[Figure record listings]
_ _ _ _ _

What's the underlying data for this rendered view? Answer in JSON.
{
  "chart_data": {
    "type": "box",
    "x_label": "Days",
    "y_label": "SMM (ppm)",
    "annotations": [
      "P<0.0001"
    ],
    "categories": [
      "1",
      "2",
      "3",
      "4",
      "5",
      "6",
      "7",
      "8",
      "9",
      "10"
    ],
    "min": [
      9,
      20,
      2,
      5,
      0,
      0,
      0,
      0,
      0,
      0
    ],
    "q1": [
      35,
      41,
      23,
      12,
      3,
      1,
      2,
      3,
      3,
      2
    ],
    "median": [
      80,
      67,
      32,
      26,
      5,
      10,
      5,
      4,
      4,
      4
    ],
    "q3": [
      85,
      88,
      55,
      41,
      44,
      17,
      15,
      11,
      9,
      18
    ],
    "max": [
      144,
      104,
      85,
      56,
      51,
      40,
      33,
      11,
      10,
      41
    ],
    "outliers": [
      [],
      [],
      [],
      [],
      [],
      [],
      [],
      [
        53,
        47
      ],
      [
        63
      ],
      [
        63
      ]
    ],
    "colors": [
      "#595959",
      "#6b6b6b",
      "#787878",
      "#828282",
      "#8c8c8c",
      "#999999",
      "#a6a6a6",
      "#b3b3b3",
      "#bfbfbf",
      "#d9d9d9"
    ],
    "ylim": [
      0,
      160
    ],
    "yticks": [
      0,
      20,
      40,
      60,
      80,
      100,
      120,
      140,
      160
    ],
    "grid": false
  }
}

_ _ _ _ _

Work to be completed: Retype all the records, matching them exactly.

Correct output:
What's the underlying data for this rendered view? Answer in JSON.
{
  "chart_data": {
    "type": "box",
    "x_label": "Days",
    "y_label": "SMM (ppm)",
    "annotations": [
      "P<0.0001"
    ],
    "categories": [
      "1",
      "2",
      "3",
      "4",
      "5",
      "6",
      "7",
      "8",
      "9",
      "10"
    ],
    "min": [
      9,
      20,
      2,
      5,
      0,
      0,
      0,
      0,
      0,
      0
    ],
    "q1": [
      35,
      41,
      23,
      12,
      3,
      1,
      2,
      3,
      3,
      2
    ],
    "median": [
      80,
      67,
      32,
      26,
      5,
      10,
      5,
      4,
      4,
      4
    ],
    "q3": [
      85,
      88,
      55,
      41,
      44,
      17,
      15,
      11,
      9,
      18
    ],
    "max": [
      144,
      104,
      85,
      56,
      51,
      40,
      33,
      11,
      10,
      41
    ],
    "outliers": [
      [],
      [],
      [],
      [],
      [],
      [],
      [],
      [
        53,
        47
      ],
      [
        63
      ],
      [
        63
      ]
    ],
    "colors": [
      "#595959",
      "#6b6b6b",
      "#787878",
      "#828282",
      "#8c8c8c",
      "#999999",
      "#a6a6a6",
      "#b3b3b3",
      "#bfbfbf",
      "#d9d9d9"
    ],
    "ylim": [
      0,
      160
    ],
    "yticks": [
      0,
      20,
      40,
      60,
      80,
      100,
      120,
      140,
      160
    ],
    "grid": false
  }
}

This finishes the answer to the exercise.